What to do »
Write out the entries below once more, exactly.
————————
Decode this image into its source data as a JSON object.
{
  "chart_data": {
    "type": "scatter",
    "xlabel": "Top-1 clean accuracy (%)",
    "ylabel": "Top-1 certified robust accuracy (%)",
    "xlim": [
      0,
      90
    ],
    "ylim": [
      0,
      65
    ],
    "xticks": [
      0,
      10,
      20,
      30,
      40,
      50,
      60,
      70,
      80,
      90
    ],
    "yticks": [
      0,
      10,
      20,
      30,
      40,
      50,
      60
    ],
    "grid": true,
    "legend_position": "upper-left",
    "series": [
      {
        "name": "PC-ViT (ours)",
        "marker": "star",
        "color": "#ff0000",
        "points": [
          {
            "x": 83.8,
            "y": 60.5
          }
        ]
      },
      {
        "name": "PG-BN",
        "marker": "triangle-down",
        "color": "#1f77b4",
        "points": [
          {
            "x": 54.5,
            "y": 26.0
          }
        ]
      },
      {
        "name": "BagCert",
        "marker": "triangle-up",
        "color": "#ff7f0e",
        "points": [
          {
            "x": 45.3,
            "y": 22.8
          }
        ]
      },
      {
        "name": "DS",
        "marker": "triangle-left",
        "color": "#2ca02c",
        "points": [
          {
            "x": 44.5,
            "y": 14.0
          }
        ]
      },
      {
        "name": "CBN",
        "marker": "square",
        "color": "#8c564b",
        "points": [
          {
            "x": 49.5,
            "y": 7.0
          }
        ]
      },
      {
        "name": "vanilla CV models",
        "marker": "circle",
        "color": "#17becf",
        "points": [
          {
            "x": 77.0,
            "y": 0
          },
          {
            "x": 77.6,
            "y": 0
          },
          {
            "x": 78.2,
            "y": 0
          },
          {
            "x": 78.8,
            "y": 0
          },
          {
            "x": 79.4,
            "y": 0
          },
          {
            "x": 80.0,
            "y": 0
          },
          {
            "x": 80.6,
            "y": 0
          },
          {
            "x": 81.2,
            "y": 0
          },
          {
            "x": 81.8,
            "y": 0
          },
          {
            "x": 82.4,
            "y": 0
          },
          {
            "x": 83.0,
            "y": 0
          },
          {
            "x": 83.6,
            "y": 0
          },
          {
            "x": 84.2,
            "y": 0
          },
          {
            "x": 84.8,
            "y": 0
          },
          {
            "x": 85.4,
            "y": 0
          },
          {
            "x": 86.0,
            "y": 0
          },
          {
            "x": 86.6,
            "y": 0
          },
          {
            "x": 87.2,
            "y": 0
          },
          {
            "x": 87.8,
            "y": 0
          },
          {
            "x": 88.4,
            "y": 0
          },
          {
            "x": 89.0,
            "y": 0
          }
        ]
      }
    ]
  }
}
————————
Finished answer »
Decode this image into its source data as a JSON object.
{
  "chart_data": {
    "type": "scatter",
    "xlabel": "Top-1 clean accuracy (%)",
    "ylabel": "Top-1 certified robust accuracy (%)",
    "xlim": [
      0,
      90
    ],
    "ylim": [
      0,
      65
    ],
    "xticks": [
      0,
      10,
      20,
      30,
      40,
      50,
      60,
      70,
      80,
      90
    ],
    "yticks": [
      0,
      10,
      20,
      30,
      40,
      50,
      60
    ],
    "grid": true,
    "legend_position": "upper-left",
    "series": [
      {
        "name": "PC-ViT (ours)",
        "marker": "star",
        "color": "#ff0000",
        "points": [
          {
            "x": 83.8,
            "y": 60.5
          }
        ]
      },
      {
        "name": "PG-BN",
        "marker": "triangle-down",
        "color": "#1f77b4",
        "points": [
          {
            "x": 54.5,
            "y": 26.0
          }
        ]
      },
      {
        "name": "BagCert",
        "marker": "triangle-up",
        "color": "#ff7f0e",
        "points": [
          {
            "x": 45.3,
            "y": 22.8
          }
        ]
      },
      {
        "name": "DS",
        "marker": "triangle-left",
        "color": "#2ca02c",
        "points": [
          {
            "x": 44.5,
            "y": 14.0
          }
        ]
      },
      {
        "name": "CBN",
        "marker": "square",
        "color": "#8c564b",
        "points": [
          {
            "x": 49.5,
            "y": 7.0
          }
        ]
      },
      {
        "name": "vanilla CV models",
        "marker": "circle",
        "color": "#17becf",
        "points": [
          {
            "x": 77.0,
            "y": 0
          },
          {
            "x": 77.6,
            "y": 0
          },
          {
            "x": 78.2,
            "y": 0
          },
          {
            "x": 78.8,
            "y": 0
          },
          {
            "x": 79.4,
            "y": 0
          },
          {
            "x": 80.0,
            "y": 0
          },
          {
            "x": 80.6,
            "y": 0
          },
          {
            "x": 81.2,
            "y": 0
          },
          {
            "x": 81.8,
            "y": 0
          },
          {
            "x": 82.4,
            "y": 0
          },
          {
            "x": 83.0,
            "y": 0
          },
          {
            "x": 83.6,
            "y": 0
          },
          {
            "x": 84.2,
            "y": 0
          },
          {
            "x": 84.8,
            "y": 0
          },
          {
            "x": 85.4,
            "y": 0
          },
          {
            "x": 86.0,
            "y": 0
          },
          {
            "x": 86.6,
            "y": 0
          },
          {
            "x": 87.2,
            "y": 0
          },
          {
            "x": 87.8,
            "y": 0
          },
          {
            "x": 88.4,
            "y": 0
          },
          {
            "x": 89.0,
            "y": 0
          }
        ]
      }
    ]
  }
}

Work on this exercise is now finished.